Lines that contain the string "descricao" are to be copied; leave out all others.

Supplied material ::

┄┄┄┄┄┄

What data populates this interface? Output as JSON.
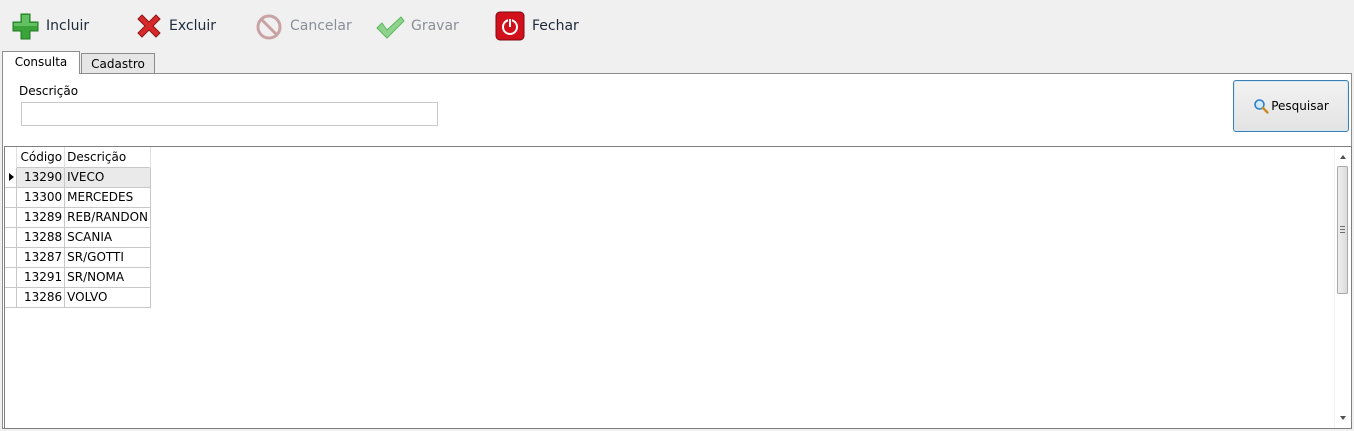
{
  "toolbar": {
    "incluir": "Incluir",
    "excluir": "Excluir",
    "cancelar": "Cancelar",
    "gravar": "Gravar",
    "fechar": "Fechar"
  },
  "tabs": [
    "Consulta",
    "Cadastro"
  ],
  "filter": {
    "label": "Descrição",
    "value": "",
    "search_button": "Pesquisar"
  },
  "grid": {
    "columns": [
      "Código",
      "Descrição"
    ],
    "selected_index": 0,
    "rows": [
      {
        "codigo": "13290",
        "descricao": "IVECO"
      },
      {
        "codigo": "13300",
        "descricao": "MERCEDES"
      },
      {
        "codigo": "13289",
        "descricao": "REB/RANDON"
      },
      {
        "codigo": "13288",
        "descricao": "SCANIA"
      },
      {
        "codigo": "13287",
        "descricao": "SR/GOTTI"
      },
      {
        "codigo": "13291",
        "descricao": "SR/NOMA"
      },
      {
        "codigo": "13286",
        "descricao": "VOLVO"
      }
    ]
  },
  "icons": {
    "incluir": "plus-icon",
    "excluir": "x-icon",
    "cancelar": "cancel-icon",
    "gravar": "check-icon",
    "fechar": "power-icon",
    "pesquisar": "magnifier-icon"
  },
  "colors": {
    "plus": "#3aa33a",
    "delete": "#d62a2a",
    "cancel": "#c9a3a3",
    "check": "#5cb85c",
    "close": "#d1101b",
    "search_border": "#3c7fb1"
  }
}
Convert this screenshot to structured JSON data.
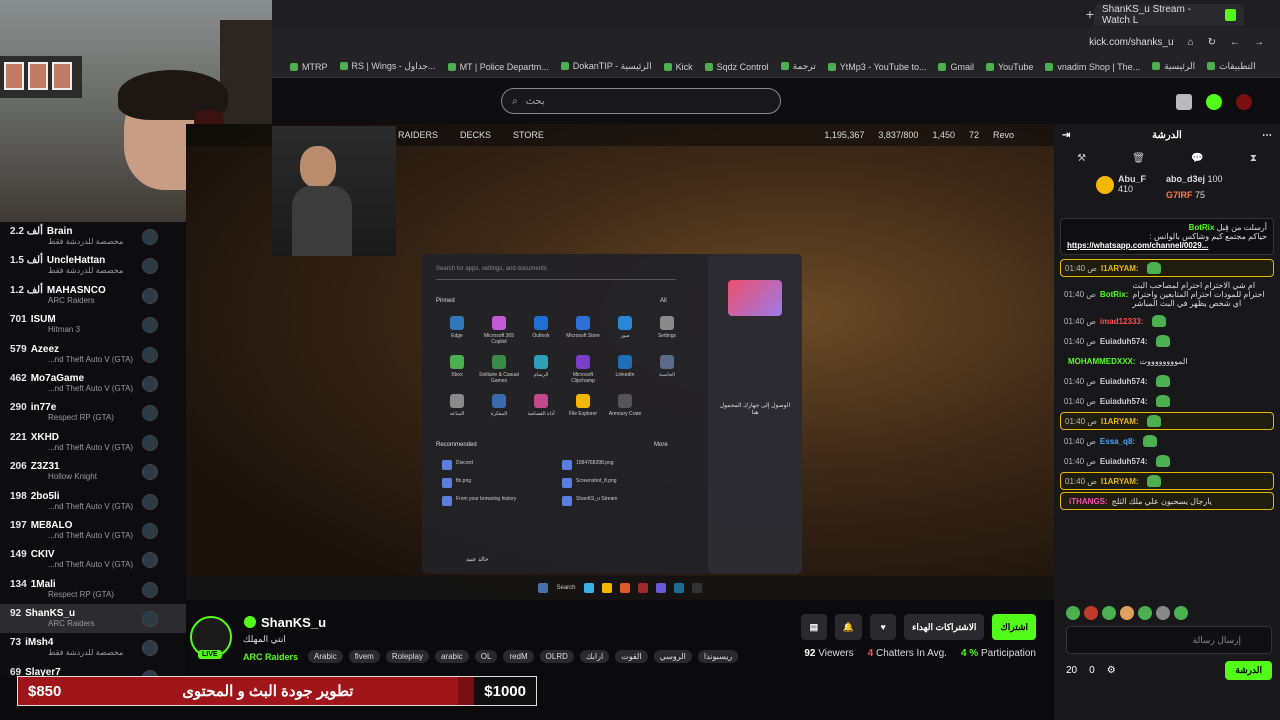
{
  "browser": {
    "tab_title": "ShanKS_u Stream - Watch L",
    "url": "kick.com/shanks_u",
    "bookmarks": [
      "التطبيقات",
      "الرئيسية",
      "vnadim Shop | The...",
      "YouTube",
      "Gmail",
      "YtMp3 - YouTube to...",
      "ترجمة",
      "Sqdz Control",
      "Kick",
      "DokanTIP - الرئيسية",
      "MT | Police Departm...",
      "RS | Wings - جداول...",
      "MTRP"
    ]
  },
  "kick": {
    "search_placeholder": "بحث"
  },
  "leaderboard": [
    {
      "points": "2.2 ألف",
      "name": "Brain",
      "sub": "مخصصة للدردشة فقط"
    },
    {
      "points": "1.5 ألف",
      "name": "UncleHattan",
      "sub": "مخصصة للدردشة فقط"
    },
    {
      "points": "1.2 ألف",
      "name": "MAHASNCO",
      "sub": "ARC Raiders"
    },
    {
      "points": "701",
      "name": "ISUM",
      "sub": "Hitman 3"
    },
    {
      "points": "579",
      "name": "Azeez",
      "sub": "...nd Theft Auto V (GTA)"
    },
    {
      "points": "462",
      "name": "Mo7aGame",
      "sub": "...nd Theft Auto V (GTA)"
    },
    {
      "points": "290",
      "name": "in77e",
      "sub": "Respect RP (GTA)"
    },
    {
      "points": "221",
      "name": "XKHD",
      "sub": "...nd Theft Auto V (GTA)"
    },
    {
      "points": "206",
      "name": "Z3Z31",
      "sub": "Hollow Knight"
    },
    {
      "points": "198",
      "name": "2bo5li",
      "sub": "...nd Theft Auto V (GTA)"
    },
    {
      "points": "197",
      "name": "ME8ALO",
      "sub": "...nd Theft Auto V (GTA)"
    },
    {
      "points": "149",
      "name": "CKIV",
      "sub": "...nd Theft Auto V (GTA)"
    },
    {
      "points": "134",
      "name": "1Mali",
      "sub": "Respect RP (GTA)"
    },
    {
      "points": "92",
      "name": "ShanKS_u",
      "sub": "ARC Raiders"
    },
    {
      "points": "73",
      "name": "iMsh4",
      "sub": "مخصصة للدردشة فقط"
    },
    {
      "points": "69",
      "name": "Slayer7",
      "sub": ""
    }
  ],
  "game": {
    "menu": [
      "RAIDERS",
      "DECKS",
      "STORE"
    ],
    "stats": [
      "1,195,367",
      "3,837/800",
      "1,450",
      "72",
      "Revo"
    ]
  },
  "startmenu": {
    "search": "Search for apps, settings, and documents",
    "pinned": "Pinned",
    "all": "All",
    "apps": [
      "Edge",
      "Microsoft 365 Copilot",
      "Outlook",
      "Microsoft Store",
      "صور",
      "Settings",
      "Xbox",
      "Solitaire & Casual Games",
      "الرسام",
      "Microsoft Clipchamp",
      "LinkedIn",
      "الحاسبة",
      "الساعة",
      "المفكرة",
      "أداة القصاصة",
      "File Explorer",
      "Armoury Crate"
    ],
    "recommended": "Recommended",
    "more": "More",
    "recs": [
      "Discord",
      "1584768398.png",
      "fbi.png",
      "Screenshot_8.png",
      "From your browsing history",
      "ShanKS_u Stream"
    ],
    "side_title": "الوصول إلى جهازك المحمول هنا",
    "user": "خالد عبيد"
  },
  "stream": {
    "name": "ShanKS_u",
    "title": "انتي المهلك",
    "category": "ARC Raiders",
    "tags": [
      "Arabic",
      "fivem",
      "Roleplay",
      "arabic",
      "OL",
      "redM",
      "OLRD",
      "ارابك",
      "القوت",
      "الروسي",
      "ريسبوندا"
    ],
    "live": "LIVE",
    "subscribe": "اشتراك",
    "gift_subs": "الاشتراكات الهداء",
    "viewers": "92",
    "viewers_label": "Viewers",
    "chatters": "4",
    "chatters_label": "Chatters In Avg.",
    "participation": "4 %",
    "participation_label": "Participation"
  },
  "goal": {
    "current": "$850",
    "title": "تطوير جودة البث و المحتوى",
    "target": "$1000",
    "progress": 0.85
  },
  "chat": {
    "title": "الدرشة",
    "leaders": [
      {
        "name": "Abu_F",
        "value": "410"
      },
      {
        "name": "abo_d3ej",
        "value": "100"
      },
      {
        "name": "G7IRF",
        "value": "75"
      }
    ],
    "pinned_by": "أرسلت من قِبل",
    "pinned_user": "BotRix",
    "pinned_text": "حياكم مجتمع كيم وشاكس بالواتس :",
    "pinned_link": "https://whatsapp.com/channel/0029...",
    "messages": [
      {
        "time": "01:40 ص",
        "user": "I1ARYAM:",
        "text": "",
        "color": "#e6b800",
        "hl": true
      },
      {
        "time": "01:40 ص",
        "user": "BotRix:",
        "text": "ام شي الاحترام احترام لمصاحب البث احترام للمودات احترام المتابعين واحترام اي شخص يظهر في البث المباشر",
        "color": "#53fc18",
        "hl": false
      },
      {
        "time": "01:40 ص",
        "user": "imad12333:",
        "text": "",
        "color": "#ff4d4d",
        "hl": false
      },
      {
        "time": "01:40 ص",
        "user": "Euiaduh574:",
        "text": "",
        "color": "#cfcfcf",
        "hl": false
      },
      {
        "time": "",
        "user": "MOHAMMEDXXX:",
        "text": "المووووووووت",
        "color": "#53fc18",
        "hl": false
      },
      {
        "time": "01:40 ص",
        "user": "Euiaduh574:",
        "text": "",
        "color": "#cfcfcf",
        "hl": false
      },
      {
        "time": "01:40 ص",
        "user": "Euiaduh574:",
        "text": "",
        "color": "#cfcfcf",
        "hl": false
      },
      {
        "time": "01:40 ص",
        "user": "I1ARYAM:",
        "text": "",
        "color": "#e6b800",
        "hl": true
      },
      {
        "time": "01:40 ص",
        "user": "Essa_q8:",
        "text": "",
        "color": "#4aa3ff",
        "hl": false
      },
      {
        "time": "01:40 ص",
        "user": "Euiaduh574:",
        "text": "",
        "color": "#cfcfcf",
        "hl": false
      },
      {
        "time": "01:40 ص",
        "user": "I1ARYAM:",
        "text": "",
        "color": "#e6b800",
        "hl": true
      },
      {
        "time": "",
        "user": "iTHANGS:",
        "text": "يارجال يسحبون علي ملك الثلج",
        "color": "#ff4db8",
        "hl": true
      }
    ],
    "input_placeholder": "إرسال رسالة",
    "points": "20",
    "count": "0",
    "send": "الدرشة"
  }
}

┄┄┄┄┄┄

Exercise result ::
        "descricao": "IVECO"
        "descricao": "MERCEDES"
        "descricao": "REB/RANDON"
        "descricao": "SCANIA"
        "descricao": "SR/GOTTI"
        "descricao": "SR/NOMA"
        "descricao": "VOLVO"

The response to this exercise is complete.